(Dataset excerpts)

★ ★ ★

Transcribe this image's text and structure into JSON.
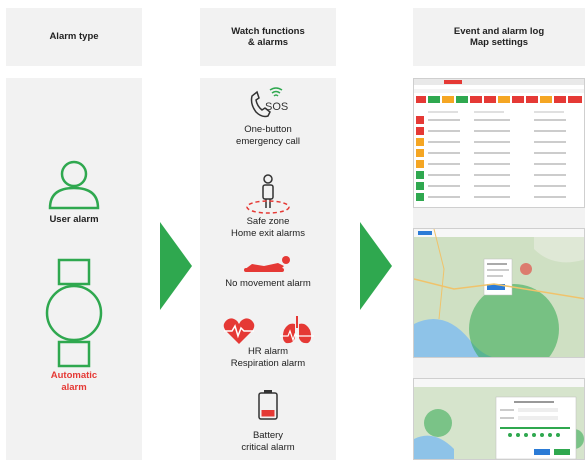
{
  "headers": {
    "alarm_type": "Alarm type",
    "watch_functions": "Watch functions\n& alarms",
    "event_log": "Event and alarm log\nMap settings"
  },
  "alarm_types": {
    "user": "User alarm",
    "automatic": "Automatic\nalarm"
  },
  "functions": {
    "sos_badge": "SOS",
    "emergency": "One-button\nemergency call",
    "safe_zone": "Safe zone\nHome exit alarms",
    "no_movement": "No movement alarm",
    "hr_resp": "HR alarm\nRespiration alarm",
    "battery": "Battery\ncritical alarm"
  },
  "colors": {
    "green": "#2fa84f",
    "red": "#e53935",
    "panel": "#f2f2f2"
  },
  "icons": [
    "user-icon",
    "watch-icon",
    "sos-icon",
    "person-zone-icon",
    "lying-person-icon",
    "heart-icon",
    "lungs-icon",
    "battery-icon"
  ]
}
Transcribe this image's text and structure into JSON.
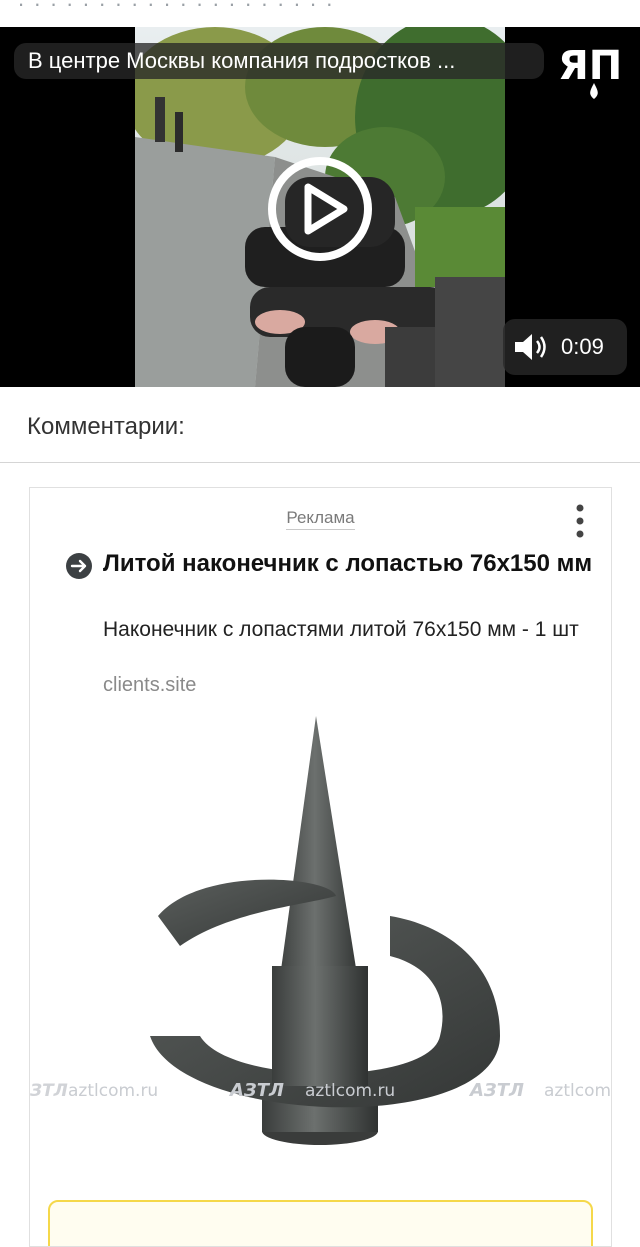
{
  "video": {
    "title": "В центре Москвы компания подростков ...",
    "brand_logo_text": "ЯП",
    "duration": "0:09",
    "play_icon": "play-circle-icon",
    "volume_icon": "speaker-icon"
  },
  "comments": {
    "header": "Комментарии:"
  },
  "ad": {
    "label": "Реклама",
    "title": "Литой наконечник с лопастью 76х150 мм",
    "description": "Наконечник с лопастями литой 76х150 мм - 1 шт",
    "domain": "clients.site",
    "watermark": "aztlcom.ru",
    "watermark_logo": "АЗТЛ",
    "colors": {
      "cta_border": "#f5d84a",
      "arrow_bg": "#3c4043"
    }
  }
}
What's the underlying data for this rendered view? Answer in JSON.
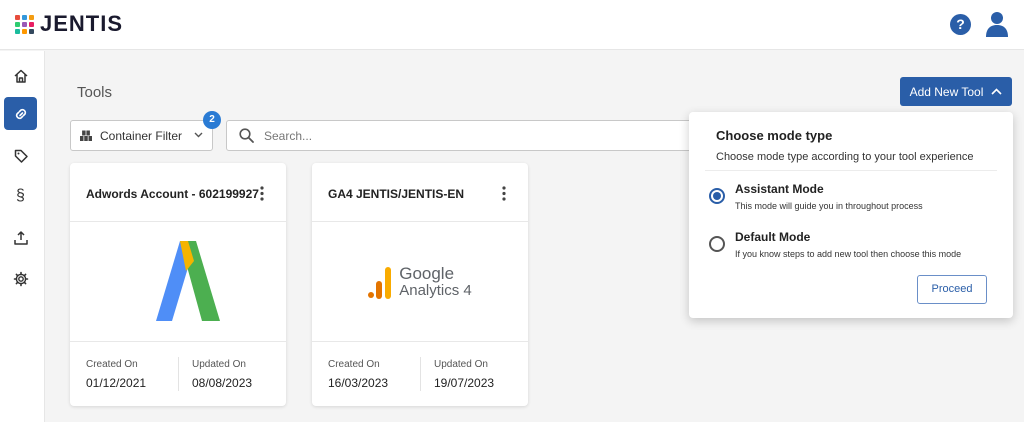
{
  "app": {
    "brand": "JENTIS",
    "help_symbol": "?",
    "brand_colors": [
      "#e74c3c",
      "#3498db",
      "#f39c12",
      "#2ecc71",
      "#9b59b6",
      "#e91e63",
      "#1abc9c",
      "#ff9800",
      "#34495e"
    ]
  },
  "sidebar": {
    "items": [
      {
        "icon": "home-icon",
        "active": false
      },
      {
        "icon": "link-icon",
        "active": true
      },
      {
        "icon": "tag-icon",
        "active": false
      },
      {
        "icon": "section-icon",
        "glyph": "§",
        "active": false
      },
      {
        "icon": "upload-icon",
        "active": false
      },
      {
        "icon": "gear-icon",
        "active": false
      }
    ]
  },
  "main": {
    "title": "Tools",
    "add_button_label": "Add New Tool",
    "filter": {
      "label": "Container Filter",
      "badge": "2"
    },
    "search": {
      "placeholder": "Search...",
      "value": ""
    }
  },
  "cards": [
    {
      "title": "Adwords Account - 602199927",
      "logo": "google-ads-logo",
      "created_label": "Created On",
      "created": "01/12/2021",
      "updated_label": "Updated On",
      "updated": "08/08/2023"
    },
    {
      "title": "GA4 JENTIS/JENTIS-EN",
      "logo": "google-analytics-4-logo",
      "logo_text_line1": "Google",
      "logo_text_line2": "Analytics 4",
      "created_label": "Created On",
      "created": "16/03/2023",
      "updated_label": "Updated On",
      "updated": "19/07/2023"
    }
  ],
  "mode_panel": {
    "title": "Choose mode type",
    "subtitle": "Choose mode type according to your tool experience",
    "options": [
      {
        "label": "Assistant Mode",
        "description": "This mode will guide you in throughout process",
        "checked": true
      },
      {
        "label": "Default Mode",
        "description": "If you know steps to add new tool then choose this mode",
        "checked": false
      }
    ],
    "proceed_label": "Proceed"
  },
  "colors": {
    "primary": "#2a5ea8",
    "badge": "#2a7bd4"
  }
}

★ ★ ★

--- What to do ---
Give back all entries exactly. No pictures belong in the copy.

--- Output below ---
Transcribe this image's text and structure into JSON.
{
  "headers": {
    "alarm_type": "Alarm type",
    "watch_functions": "Watch functions\n& alarms",
    "event_log": "Event and alarm log\nMap settings"
  },
  "alarm_types": {
    "user": "User alarm",
    "automatic": "Automatic\nalarm"
  },
  "functions": {
    "sos_badge": "SOS",
    "emergency": "One-button\nemergency call",
    "safe_zone": "Safe zone\nHome exit alarms",
    "no_movement": "No movement alarm",
    "hr_resp": "HR alarm\nRespiration alarm",
    "battery": "Battery\ncritical alarm"
  },
  "colors": {
    "green": "#2fa84f",
    "red": "#e53935",
    "panel": "#f2f2f2"
  },
  "icons": [
    "user-icon",
    "watch-icon",
    "sos-icon",
    "person-zone-icon",
    "lying-person-icon",
    "heart-icon",
    "lungs-icon",
    "battery-icon"
  ]
}
Transcribe this image's text and structure into JSON.
{
  "video": {
    "title": "В центре Москвы компания подростков ...",
    "brand_logo_text": "ЯП",
    "duration": "0:09",
    "play_icon": "play-circle-icon",
    "volume_icon": "speaker-icon"
  },
  "comments": {
    "header": "Комментарии:"
  },
  "ad": {
    "label": "Реклама",
    "title": "Литой наконечник с лопастью 76х150 мм",
    "description": "Наконечник с лопастями литой 76х150 мм - 1 шт",
    "domain": "clients.site",
    "watermark": "aztlcom.ru",
    "watermark_logo": "АЗТЛ",
    "colors": {
      "cta_border": "#f5d84a",
      "arrow_bg": "#3c4043"
    }
  }
}
What's the underlying data for this rendered view? Answer in JSON.
{
  "app": {
    "brand": "JENTIS",
    "help_symbol": "?",
    "brand_colors": [
      "#e74c3c",
      "#3498db",
      "#f39c12",
      "#2ecc71",
      "#9b59b6",
      "#e91e63",
      "#1abc9c",
      "#ff9800",
      "#34495e"
    ]
  },
  "sidebar": {
    "items": [
      {
        "icon": "home-icon",
        "active": false
      },
      {
        "icon": "link-icon",
        "active": true
      },
      {
        "icon": "tag-icon",
        "active": false
      },
      {
        "icon": "section-icon",
        "glyph": "§",
        "active": false
      },
      {
        "icon": "upload-icon",
        "active": false
      },
      {
        "icon": "gear-icon",
        "active": false
      }
    ]
  },
  "main": {
    "title": "Tools",
    "add_button_label": "Add New Tool",
    "filter": {
      "label": "Container Filter",
      "badge": "2"
    },
    "search": {
      "placeholder": "Search...",
      "value": ""
    }
  },
  "cards": [
    {
      "title": "Adwords Account - 602199927",
      "logo": "google-ads-logo",
      "created_label": "Created On",
      "created": "01/12/2021",
      "updated_label": "Updated On",
      "updated": "08/08/2023"
    },
    {
      "title": "GA4 JENTIS/JENTIS-EN",
      "logo": "google-analytics-4-logo",
      "logo_text_line1": "Google",
      "logo_text_line2": "Analytics 4",
      "created_label": "Created On",
      "created": "16/03/2023",
      "updated_label": "Updated On",
      "updated": "19/07/2023"
    }
  ],
  "mode_panel": {
    "title": "Choose mode type",
    "subtitle": "Choose mode type according to your tool experience",
    "options": [
      {
        "label": "Assistant Mode",
        "description": "This mode will guide you in throughout process",
        "checked": true
      },
      {
        "label": "Default Mode",
        "description": "If you know steps to add new tool then choose this mode",
        "checked": false
      }
    ],
    "proceed_label": "Proceed"
  },
  "colors": {
    "primary": "#2a5ea8",
    "badge": "#2a7bd4"
  }
}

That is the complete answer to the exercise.